## TASK
Quote the records beneath, complete and exact. Leave out images.

====

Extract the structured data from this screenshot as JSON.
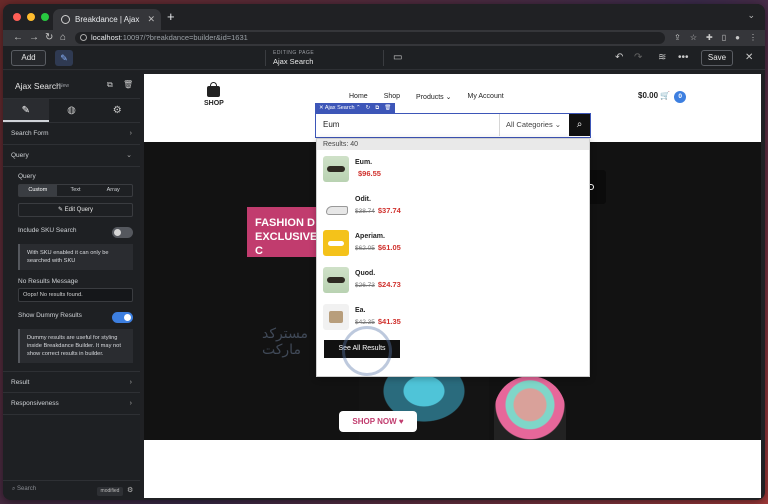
{
  "browser": {
    "tab_title": "Breakdance | Ajax Search",
    "url_host": "localhost",
    "url_path": ":10097/?breakdance=builder&id=1631"
  },
  "topbar": {
    "add_label": "Add",
    "editing_label": "EDITING PAGE",
    "page_name": "Ajax Search",
    "save_label": "Save"
  },
  "panel": {
    "title": "Ajax Search",
    "badge": "New",
    "sections": {
      "search_form": "Search Form",
      "query": "Query",
      "result": "Result",
      "responsiveness": "Responsiveness"
    },
    "query_label": "Query",
    "segments": [
      "Custom",
      "Text",
      "Array"
    ],
    "edit_query": "Edit Query",
    "sku_label": "Include SKU Search",
    "sku_note": "With SKU enabled it can only be searched with SKU",
    "no_results_label": "No Results Message",
    "no_results_value": "Oops! No results found.",
    "dummy_label": "Show Dummy Results",
    "dummy_note": "Dummy results are useful for styling inside Breakdance Builder. It may not show correct results in builder.",
    "search_placeholder": "Search",
    "modified": "modified"
  },
  "site": {
    "logo_text": "SHOP",
    "menu": [
      "Home",
      "Shop",
      "Products",
      "My Account"
    ],
    "cart_total": "$0.00",
    "cart_count": "0",
    "hero_text": "FASHION D EXCLUSIVE C",
    "shop_now": "SHOP NOW ♥"
  },
  "search_widget": {
    "element_label": "Ajax Search",
    "query": "Eum",
    "category": "All Categories",
    "results_header": "Results: 40",
    "see_all": "See All Results",
    "results": [
      {
        "name": "Eum.",
        "old_price": "",
        "price": "$96.55"
      },
      {
        "name": "Odit.",
        "old_price": "$38.74",
        "price": "$37.74"
      },
      {
        "name": "Aperiam.",
        "old_price": "$62.05",
        "price": "$61.05"
      },
      {
        "name": "Quod.",
        "old_price": "$26.73",
        "price": "$24.73"
      },
      {
        "name": "Ea.",
        "old_price": "$42.35",
        "price": "$41.35"
      }
    ]
  },
  "watermark": {
    "line1": "مستركد",
    "line2": "مارکت"
  },
  "colors": {
    "accent": "#3d56b8",
    "toggle_on": "#3d7fe0",
    "hero_pink": "#c13c6e",
    "price_red": "#d0312d"
  }
}
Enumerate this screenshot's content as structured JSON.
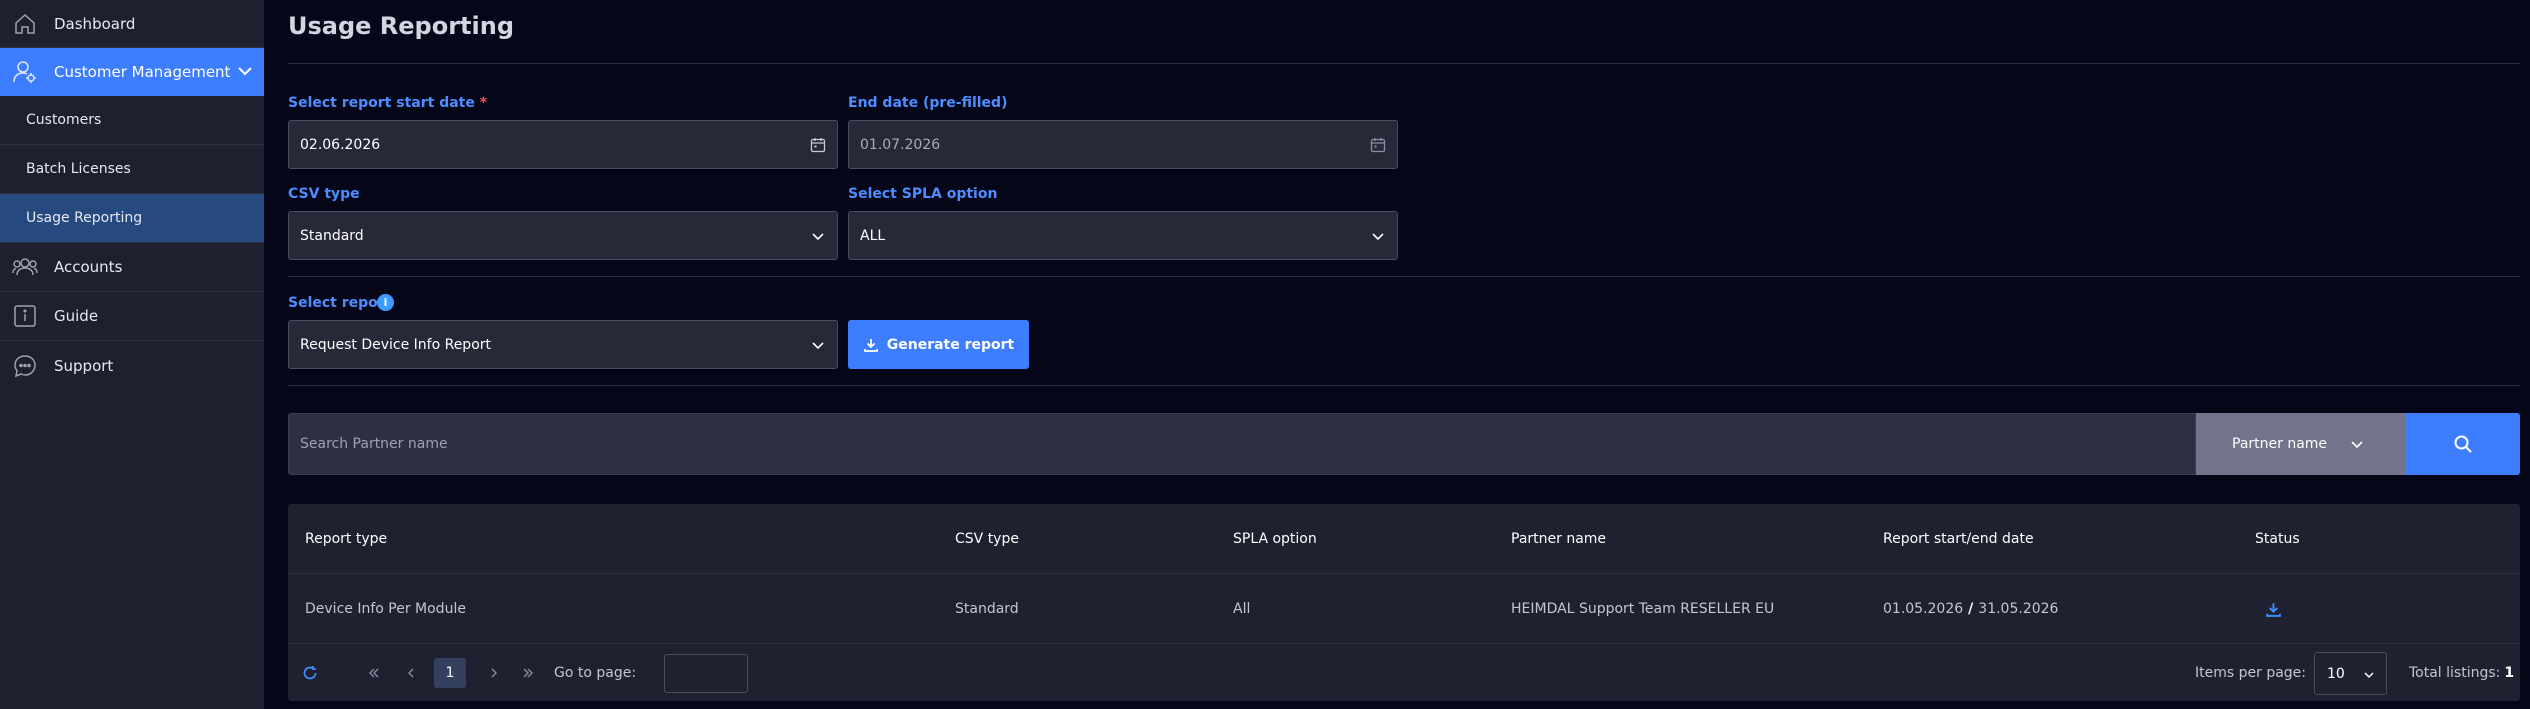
{
  "sidebar": {
    "dashboard": "Dashboard",
    "customer_management": "Customer Management",
    "sub_items": [
      "Customers",
      "Batch Licenses",
      "Usage Reporting"
    ],
    "accounts": "Accounts",
    "guide": "Guide",
    "support": "Support"
  },
  "page": {
    "title": "Usage Reporting"
  },
  "form": {
    "start_date_label": "Select report start date",
    "required_mark": "*",
    "start_date_value": "02.06.2026",
    "end_date_label": "End date (pre-filled)",
    "end_date_value": "01.07.2026",
    "csv_type_label": "CSV type",
    "csv_type_value": "Standard",
    "spla_label": "Select SPLA option",
    "spla_value": "ALL",
    "report_label": "Select report",
    "info_mark": "i",
    "report_value": "Request Device Info Report",
    "generate_label": "Generate report"
  },
  "search": {
    "placeholder": "Search Partner name",
    "filter_value": "Partner name"
  },
  "table": {
    "headers": [
      "Report type",
      "CSV type",
      "SPLA option",
      "Partner name",
      "Report start/end date",
      "Status"
    ],
    "rows": [
      {
        "report_type": "Device Info Per Module",
        "csv_type": "Standard",
        "spla": "All",
        "partner": "HEIMDAL Support Team RESELLER EU",
        "start": "01.05.2026",
        "separator": "/",
        "end": "31.05.2026"
      }
    ]
  },
  "pagination": {
    "current_page": "1",
    "goto_label": "Go to page:",
    "items_per_page_label": "Items per page:",
    "items_per_page": "10",
    "total_label": "Total listings:",
    "total": "1"
  },
  "colors": {
    "accent": "#3d7dff",
    "sidebar_bg": "#1e2030",
    "page_bg": "#050718",
    "selected": "#264a80"
  }
}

====

## OUTPUT FOR THIS TASK
Extract the structured data from this screenshot as JSON.
{
  "browser": {
    "tab_title": "Breakdance | Ajax Search",
    "url_host": "localhost",
    "url_path": ":10097/?breakdance=builder&id=1631"
  },
  "topbar": {
    "add_label": "Add",
    "editing_label": "EDITING PAGE",
    "page_name": "Ajax Search",
    "save_label": "Save"
  },
  "panel": {
    "title": "Ajax Search",
    "badge": "New",
    "sections": {
      "search_form": "Search Form",
      "query": "Query",
      "result": "Result",
      "responsiveness": "Responsiveness"
    },
    "query_label": "Query",
    "segments": [
      "Custom",
      "Text",
      "Array"
    ],
    "edit_query": "Edit Query",
    "sku_label": "Include SKU Search",
    "sku_note": "With SKU enabled it can only be searched with SKU",
    "no_results_label": "No Results Message",
    "no_results_value": "Oops! No results found.",
    "dummy_label": "Show Dummy Results",
    "dummy_note": "Dummy results are useful for styling inside Breakdance Builder. It may not show correct results in builder.",
    "search_placeholder": "Search",
    "modified": "modified"
  },
  "site": {
    "logo_text": "SHOP",
    "menu": [
      "Home",
      "Shop",
      "Products",
      "My Account"
    ],
    "cart_total": "$0.00",
    "cart_count": "0",
    "hero_text": "FASHION D EXCLUSIVE C",
    "shop_now": "SHOP NOW ♥"
  },
  "search_widget": {
    "element_label": "Ajax Search",
    "query": "Eum",
    "category": "All Categories",
    "results_header": "Results: 40",
    "see_all": "See All Results",
    "results": [
      {
        "name": "Eum.",
        "old_price": "",
        "price": "$96.55"
      },
      {
        "name": "Odit.",
        "old_price": "$38.74",
        "price": "$37.74"
      },
      {
        "name": "Aperiam.",
        "old_price": "$62.05",
        "price": "$61.05"
      },
      {
        "name": "Quod.",
        "old_price": "$26.73",
        "price": "$24.73"
      },
      {
        "name": "Ea.",
        "old_price": "$42.35",
        "price": "$41.35"
      }
    ]
  },
  "watermark": {
    "line1": "مستركد",
    "line2": "مارکت"
  },
  "colors": {
    "accent": "#3d56b8",
    "toggle_on": "#3d7fe0",
    "hero_pink": "#c13c6e",
    "price_red": "#d0312d"
  }
}
Enumerate this screenshot's content as structured JSON.
{
  "sidebar": {
    "dashboard": "Dashboard",
    "customer_management": "Customer Management",
    "sub_items": [
      "Customers",
      "Batch Licenses",
      "Usage Reporting"
    ],
    "accounts": "Accounts",
    "guide": "Guide",
    "support": "Support"
  },
  "page": {
    "title": "Usage Reporting"
  },
  "form": {
    "start_date_label": "Select report start date",
    "required_mark": "*",
    "start_date_value": "02.06.2026",
    "end_date_label": "End date (pre-filled)",
    "end_date_value": "01.07.2026",
    "csv_type_label": "CSV type",
    "csv_type_value": "Standard",
    "spla_label": "Select SPLA option",
    "spla_value": "ALL",
    "report_label": "Select report",
    "info_mark": "i",
    "report_value": "Request Device Info Report",
    "generate_label": "Generate report"
  },
  "search": {
    "placeholder": "Search Partner name",
    "filter_value": "Partner name"
  },
  "table": {
    "headers": [
      "Report type",
      "CSV type",
      "SPLA option",
      "Partner name",
      "Report start/end date",
      "Status"
    ],
    "rows": [
      {
        "report_type": "Device Info Per Module",
        "csv_type": "Standard",
        "spla": "All",
        "partner": "HEIMDAL Support Team RESELLER EU",
        "start": "01.05.2026",
        "separator": "/",
        "end": "31.05.2026"
      }
    ]
  },
  "pagination": {
    "current_page": "1",
    "goto_label": "Go to page:",
    "items_per_page_label": "Items per page:",
    "items_per_page": "10",
    "total_label": "Total listings:",
    "total": "1"
  },
  "colors": {
    "accent": "#3d7dff",
    "sidebar_bg": "#1e2030",
    "page_bg": "#050718",
    "selected": "#264a80"
  }
}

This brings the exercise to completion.